▸ Do this
Single out the lines of the material that contain "Windows" and copy them.

[Source data]
▬▬▬

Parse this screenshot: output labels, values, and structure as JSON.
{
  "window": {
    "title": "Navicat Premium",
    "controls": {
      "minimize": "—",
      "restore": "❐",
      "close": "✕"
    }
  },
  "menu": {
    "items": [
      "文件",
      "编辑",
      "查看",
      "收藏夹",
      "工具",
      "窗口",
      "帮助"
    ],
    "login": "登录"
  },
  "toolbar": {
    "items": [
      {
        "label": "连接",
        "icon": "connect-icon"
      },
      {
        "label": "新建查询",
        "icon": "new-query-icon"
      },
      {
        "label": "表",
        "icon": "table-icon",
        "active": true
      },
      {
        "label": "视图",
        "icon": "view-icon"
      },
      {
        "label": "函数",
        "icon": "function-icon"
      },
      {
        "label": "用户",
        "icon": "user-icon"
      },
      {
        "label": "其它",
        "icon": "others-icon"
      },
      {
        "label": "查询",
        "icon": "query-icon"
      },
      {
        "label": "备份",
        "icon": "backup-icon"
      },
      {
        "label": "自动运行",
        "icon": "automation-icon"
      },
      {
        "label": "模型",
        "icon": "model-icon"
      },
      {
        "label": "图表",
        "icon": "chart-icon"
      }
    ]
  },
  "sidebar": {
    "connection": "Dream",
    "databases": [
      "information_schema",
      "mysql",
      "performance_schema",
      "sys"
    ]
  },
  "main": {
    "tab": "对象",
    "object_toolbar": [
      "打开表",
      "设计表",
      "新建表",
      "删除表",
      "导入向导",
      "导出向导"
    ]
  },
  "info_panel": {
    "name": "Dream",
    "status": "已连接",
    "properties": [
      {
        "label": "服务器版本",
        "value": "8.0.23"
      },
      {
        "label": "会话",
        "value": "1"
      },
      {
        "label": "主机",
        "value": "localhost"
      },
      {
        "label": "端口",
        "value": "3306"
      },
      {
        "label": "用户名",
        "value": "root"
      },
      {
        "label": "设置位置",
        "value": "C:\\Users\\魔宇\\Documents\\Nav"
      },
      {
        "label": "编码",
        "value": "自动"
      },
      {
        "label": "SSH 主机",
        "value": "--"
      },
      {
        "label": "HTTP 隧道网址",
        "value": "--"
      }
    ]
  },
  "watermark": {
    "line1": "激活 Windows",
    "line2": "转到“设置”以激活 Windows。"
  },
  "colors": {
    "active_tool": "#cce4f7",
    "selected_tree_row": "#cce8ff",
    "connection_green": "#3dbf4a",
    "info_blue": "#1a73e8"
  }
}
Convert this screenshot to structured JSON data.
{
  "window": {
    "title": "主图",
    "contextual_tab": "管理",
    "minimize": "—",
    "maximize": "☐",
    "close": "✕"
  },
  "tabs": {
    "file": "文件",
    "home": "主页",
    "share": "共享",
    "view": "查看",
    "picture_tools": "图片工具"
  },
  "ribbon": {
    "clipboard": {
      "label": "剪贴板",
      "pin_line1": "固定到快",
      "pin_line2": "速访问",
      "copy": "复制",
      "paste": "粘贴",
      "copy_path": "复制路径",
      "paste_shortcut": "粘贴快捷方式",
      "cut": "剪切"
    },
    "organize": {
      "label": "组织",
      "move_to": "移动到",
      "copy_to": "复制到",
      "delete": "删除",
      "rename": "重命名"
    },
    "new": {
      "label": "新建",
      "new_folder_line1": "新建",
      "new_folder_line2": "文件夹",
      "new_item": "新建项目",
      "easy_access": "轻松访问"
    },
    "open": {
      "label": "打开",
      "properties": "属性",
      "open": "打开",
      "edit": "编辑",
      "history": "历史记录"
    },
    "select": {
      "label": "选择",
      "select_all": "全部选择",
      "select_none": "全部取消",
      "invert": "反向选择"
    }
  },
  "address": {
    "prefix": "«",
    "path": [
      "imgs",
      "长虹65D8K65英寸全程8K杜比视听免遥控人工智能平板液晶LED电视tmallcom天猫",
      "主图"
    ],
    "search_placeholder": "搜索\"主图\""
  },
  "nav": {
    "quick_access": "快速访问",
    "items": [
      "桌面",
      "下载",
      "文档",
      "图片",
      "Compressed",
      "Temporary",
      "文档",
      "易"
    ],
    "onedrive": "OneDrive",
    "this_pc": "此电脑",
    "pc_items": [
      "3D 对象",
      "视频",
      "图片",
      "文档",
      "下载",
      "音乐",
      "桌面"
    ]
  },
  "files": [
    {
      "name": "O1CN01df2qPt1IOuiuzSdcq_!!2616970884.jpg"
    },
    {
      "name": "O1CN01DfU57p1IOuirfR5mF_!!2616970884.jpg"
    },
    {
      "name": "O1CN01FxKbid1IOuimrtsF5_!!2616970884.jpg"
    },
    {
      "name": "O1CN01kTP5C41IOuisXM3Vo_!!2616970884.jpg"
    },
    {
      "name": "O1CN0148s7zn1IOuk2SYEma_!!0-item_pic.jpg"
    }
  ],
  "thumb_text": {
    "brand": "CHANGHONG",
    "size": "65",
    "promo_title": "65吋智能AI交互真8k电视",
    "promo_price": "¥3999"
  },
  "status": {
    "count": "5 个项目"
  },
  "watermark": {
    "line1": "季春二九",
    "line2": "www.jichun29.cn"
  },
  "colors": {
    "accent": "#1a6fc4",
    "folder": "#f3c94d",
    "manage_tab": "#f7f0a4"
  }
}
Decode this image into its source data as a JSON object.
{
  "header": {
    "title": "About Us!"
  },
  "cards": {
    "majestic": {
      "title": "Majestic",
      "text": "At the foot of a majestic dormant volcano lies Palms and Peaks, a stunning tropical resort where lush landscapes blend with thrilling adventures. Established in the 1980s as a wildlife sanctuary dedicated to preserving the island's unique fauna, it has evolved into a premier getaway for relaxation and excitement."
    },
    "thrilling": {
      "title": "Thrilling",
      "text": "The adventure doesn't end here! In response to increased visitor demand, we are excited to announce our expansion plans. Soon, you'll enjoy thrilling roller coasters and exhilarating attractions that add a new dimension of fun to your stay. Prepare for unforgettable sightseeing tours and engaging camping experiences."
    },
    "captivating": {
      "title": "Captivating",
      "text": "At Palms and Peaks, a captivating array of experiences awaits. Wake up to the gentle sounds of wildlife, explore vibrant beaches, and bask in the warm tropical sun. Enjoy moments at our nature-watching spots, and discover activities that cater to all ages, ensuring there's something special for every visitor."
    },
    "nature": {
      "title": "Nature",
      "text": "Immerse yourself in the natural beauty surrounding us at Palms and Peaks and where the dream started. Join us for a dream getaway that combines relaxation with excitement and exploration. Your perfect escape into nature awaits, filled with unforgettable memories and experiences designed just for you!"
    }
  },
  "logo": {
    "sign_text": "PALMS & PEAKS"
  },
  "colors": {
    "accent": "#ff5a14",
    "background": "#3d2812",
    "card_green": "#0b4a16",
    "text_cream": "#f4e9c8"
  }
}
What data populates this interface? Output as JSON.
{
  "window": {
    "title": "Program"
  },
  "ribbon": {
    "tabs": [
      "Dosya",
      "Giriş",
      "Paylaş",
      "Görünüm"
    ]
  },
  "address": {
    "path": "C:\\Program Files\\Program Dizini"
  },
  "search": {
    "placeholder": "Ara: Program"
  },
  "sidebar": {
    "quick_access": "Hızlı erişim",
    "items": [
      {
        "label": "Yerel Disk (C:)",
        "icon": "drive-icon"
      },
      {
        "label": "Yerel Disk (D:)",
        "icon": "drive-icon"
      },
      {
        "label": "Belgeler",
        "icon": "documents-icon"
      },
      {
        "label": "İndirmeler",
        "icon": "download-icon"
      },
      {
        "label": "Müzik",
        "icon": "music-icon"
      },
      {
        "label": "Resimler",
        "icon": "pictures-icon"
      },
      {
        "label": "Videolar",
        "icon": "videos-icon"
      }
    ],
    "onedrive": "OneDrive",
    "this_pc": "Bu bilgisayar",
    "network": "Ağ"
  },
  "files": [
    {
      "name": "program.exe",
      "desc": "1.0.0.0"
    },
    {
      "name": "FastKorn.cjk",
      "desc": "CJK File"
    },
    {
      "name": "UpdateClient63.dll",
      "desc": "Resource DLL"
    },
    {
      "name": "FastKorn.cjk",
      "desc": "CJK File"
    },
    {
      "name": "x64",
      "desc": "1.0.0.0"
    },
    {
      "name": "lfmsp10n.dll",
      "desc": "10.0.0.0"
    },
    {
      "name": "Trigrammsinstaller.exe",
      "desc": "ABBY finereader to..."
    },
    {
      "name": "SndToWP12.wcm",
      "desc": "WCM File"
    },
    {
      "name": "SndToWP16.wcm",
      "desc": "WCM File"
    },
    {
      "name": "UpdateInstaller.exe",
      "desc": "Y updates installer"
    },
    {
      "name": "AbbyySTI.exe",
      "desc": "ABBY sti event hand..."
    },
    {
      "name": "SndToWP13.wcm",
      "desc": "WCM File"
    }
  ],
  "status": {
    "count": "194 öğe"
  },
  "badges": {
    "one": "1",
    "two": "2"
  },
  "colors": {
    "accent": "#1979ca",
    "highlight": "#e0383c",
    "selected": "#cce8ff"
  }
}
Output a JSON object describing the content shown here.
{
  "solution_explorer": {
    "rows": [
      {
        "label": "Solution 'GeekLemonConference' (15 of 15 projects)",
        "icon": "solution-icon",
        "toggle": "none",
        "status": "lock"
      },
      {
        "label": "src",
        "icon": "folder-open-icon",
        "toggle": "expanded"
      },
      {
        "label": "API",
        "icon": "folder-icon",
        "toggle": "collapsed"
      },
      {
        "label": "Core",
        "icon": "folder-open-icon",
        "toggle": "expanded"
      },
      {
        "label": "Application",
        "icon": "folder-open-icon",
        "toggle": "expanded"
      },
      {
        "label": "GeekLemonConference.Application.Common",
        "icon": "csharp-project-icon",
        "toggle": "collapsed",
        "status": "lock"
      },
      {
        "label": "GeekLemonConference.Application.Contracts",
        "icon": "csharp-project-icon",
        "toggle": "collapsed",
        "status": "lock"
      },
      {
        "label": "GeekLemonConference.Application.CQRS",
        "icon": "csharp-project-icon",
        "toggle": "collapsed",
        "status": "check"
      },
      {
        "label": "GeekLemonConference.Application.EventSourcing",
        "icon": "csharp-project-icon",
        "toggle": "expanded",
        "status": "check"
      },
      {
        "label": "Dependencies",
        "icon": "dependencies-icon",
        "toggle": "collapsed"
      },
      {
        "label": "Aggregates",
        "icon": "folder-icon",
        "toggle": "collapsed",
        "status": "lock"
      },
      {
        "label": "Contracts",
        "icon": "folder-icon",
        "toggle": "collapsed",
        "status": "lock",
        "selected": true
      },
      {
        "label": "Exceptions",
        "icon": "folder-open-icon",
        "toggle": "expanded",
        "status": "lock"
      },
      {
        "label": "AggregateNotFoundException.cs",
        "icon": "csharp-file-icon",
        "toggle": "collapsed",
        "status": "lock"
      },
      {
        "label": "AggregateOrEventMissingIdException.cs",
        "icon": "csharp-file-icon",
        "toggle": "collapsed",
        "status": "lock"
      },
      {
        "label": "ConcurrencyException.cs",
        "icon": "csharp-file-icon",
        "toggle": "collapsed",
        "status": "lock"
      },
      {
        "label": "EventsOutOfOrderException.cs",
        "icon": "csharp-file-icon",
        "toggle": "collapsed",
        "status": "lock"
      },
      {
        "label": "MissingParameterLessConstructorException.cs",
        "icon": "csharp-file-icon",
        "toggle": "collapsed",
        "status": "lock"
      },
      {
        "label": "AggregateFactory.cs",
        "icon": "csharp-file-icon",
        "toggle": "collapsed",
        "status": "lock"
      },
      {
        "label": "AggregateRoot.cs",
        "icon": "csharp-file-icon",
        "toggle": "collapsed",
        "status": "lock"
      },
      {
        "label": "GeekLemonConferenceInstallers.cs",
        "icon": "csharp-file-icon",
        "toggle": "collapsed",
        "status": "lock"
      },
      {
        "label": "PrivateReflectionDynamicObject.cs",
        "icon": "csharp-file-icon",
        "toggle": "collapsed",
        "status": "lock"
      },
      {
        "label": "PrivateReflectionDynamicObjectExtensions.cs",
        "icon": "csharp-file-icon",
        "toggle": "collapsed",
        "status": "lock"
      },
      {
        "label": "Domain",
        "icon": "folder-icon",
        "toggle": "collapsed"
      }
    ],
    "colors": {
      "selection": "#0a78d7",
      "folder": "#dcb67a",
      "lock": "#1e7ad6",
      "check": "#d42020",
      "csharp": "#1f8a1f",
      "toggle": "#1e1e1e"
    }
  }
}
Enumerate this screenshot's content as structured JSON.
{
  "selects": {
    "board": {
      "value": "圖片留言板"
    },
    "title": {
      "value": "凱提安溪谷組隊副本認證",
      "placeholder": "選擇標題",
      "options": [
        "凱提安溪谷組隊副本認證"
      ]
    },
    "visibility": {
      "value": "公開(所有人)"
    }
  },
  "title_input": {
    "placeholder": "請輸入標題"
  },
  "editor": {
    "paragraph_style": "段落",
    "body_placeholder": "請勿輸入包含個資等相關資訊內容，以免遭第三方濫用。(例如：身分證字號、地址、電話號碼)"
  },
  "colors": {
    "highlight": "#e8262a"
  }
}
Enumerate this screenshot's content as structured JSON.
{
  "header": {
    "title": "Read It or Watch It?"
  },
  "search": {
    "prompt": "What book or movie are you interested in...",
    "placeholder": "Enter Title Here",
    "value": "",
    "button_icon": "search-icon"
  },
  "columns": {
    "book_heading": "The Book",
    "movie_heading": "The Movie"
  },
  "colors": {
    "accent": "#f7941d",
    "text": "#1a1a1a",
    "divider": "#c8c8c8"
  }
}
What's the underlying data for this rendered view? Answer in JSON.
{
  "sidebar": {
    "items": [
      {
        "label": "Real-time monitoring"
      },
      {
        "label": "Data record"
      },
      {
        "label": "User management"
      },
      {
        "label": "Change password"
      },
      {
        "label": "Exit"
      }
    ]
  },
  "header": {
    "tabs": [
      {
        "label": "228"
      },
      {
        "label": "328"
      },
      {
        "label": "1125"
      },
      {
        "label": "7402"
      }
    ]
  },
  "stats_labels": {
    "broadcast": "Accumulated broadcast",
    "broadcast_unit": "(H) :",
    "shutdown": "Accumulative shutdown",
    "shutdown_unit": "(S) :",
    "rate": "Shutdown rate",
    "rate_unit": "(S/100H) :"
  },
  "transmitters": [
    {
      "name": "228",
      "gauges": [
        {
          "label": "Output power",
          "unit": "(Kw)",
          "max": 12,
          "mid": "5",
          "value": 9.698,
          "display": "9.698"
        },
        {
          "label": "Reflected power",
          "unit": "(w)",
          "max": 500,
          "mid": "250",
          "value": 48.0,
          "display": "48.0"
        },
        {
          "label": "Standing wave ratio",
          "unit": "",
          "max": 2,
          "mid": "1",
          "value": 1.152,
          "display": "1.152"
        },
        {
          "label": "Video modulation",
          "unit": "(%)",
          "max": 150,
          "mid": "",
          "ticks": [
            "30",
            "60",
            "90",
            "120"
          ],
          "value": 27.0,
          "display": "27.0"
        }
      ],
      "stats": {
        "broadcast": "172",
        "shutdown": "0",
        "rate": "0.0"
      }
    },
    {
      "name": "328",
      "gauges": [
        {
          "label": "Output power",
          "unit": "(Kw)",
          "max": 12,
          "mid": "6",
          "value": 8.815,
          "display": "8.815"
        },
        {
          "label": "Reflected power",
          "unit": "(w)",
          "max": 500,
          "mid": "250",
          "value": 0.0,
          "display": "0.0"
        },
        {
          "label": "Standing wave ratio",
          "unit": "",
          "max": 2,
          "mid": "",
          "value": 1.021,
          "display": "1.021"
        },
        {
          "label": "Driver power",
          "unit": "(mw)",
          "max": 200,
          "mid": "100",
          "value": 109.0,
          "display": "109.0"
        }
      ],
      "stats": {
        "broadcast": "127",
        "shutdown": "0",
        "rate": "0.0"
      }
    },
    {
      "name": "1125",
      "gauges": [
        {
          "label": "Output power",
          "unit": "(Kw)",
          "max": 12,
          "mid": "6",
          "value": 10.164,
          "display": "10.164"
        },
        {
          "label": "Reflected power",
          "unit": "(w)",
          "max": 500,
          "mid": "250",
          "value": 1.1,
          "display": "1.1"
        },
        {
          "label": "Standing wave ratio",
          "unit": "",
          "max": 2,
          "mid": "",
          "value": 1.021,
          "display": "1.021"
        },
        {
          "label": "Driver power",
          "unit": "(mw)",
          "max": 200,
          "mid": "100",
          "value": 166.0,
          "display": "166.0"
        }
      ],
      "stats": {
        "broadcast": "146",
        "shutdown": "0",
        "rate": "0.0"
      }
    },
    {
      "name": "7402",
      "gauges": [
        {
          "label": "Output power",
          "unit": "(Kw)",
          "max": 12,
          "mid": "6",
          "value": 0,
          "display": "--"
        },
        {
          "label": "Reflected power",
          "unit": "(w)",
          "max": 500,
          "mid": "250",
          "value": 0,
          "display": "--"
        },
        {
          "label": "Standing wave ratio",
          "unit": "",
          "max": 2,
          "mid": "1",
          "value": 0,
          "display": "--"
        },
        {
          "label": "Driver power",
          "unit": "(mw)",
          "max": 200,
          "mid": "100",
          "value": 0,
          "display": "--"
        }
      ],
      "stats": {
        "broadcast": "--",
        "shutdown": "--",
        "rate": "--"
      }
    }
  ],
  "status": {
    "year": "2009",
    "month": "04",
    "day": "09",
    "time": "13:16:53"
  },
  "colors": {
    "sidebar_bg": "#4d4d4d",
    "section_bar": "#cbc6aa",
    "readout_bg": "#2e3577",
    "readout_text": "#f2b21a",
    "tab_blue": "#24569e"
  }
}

▬▬▬

▸ Complete output
    "line1": "激活 Windows",
    "line2": "转到“设置”以激活 Windows。"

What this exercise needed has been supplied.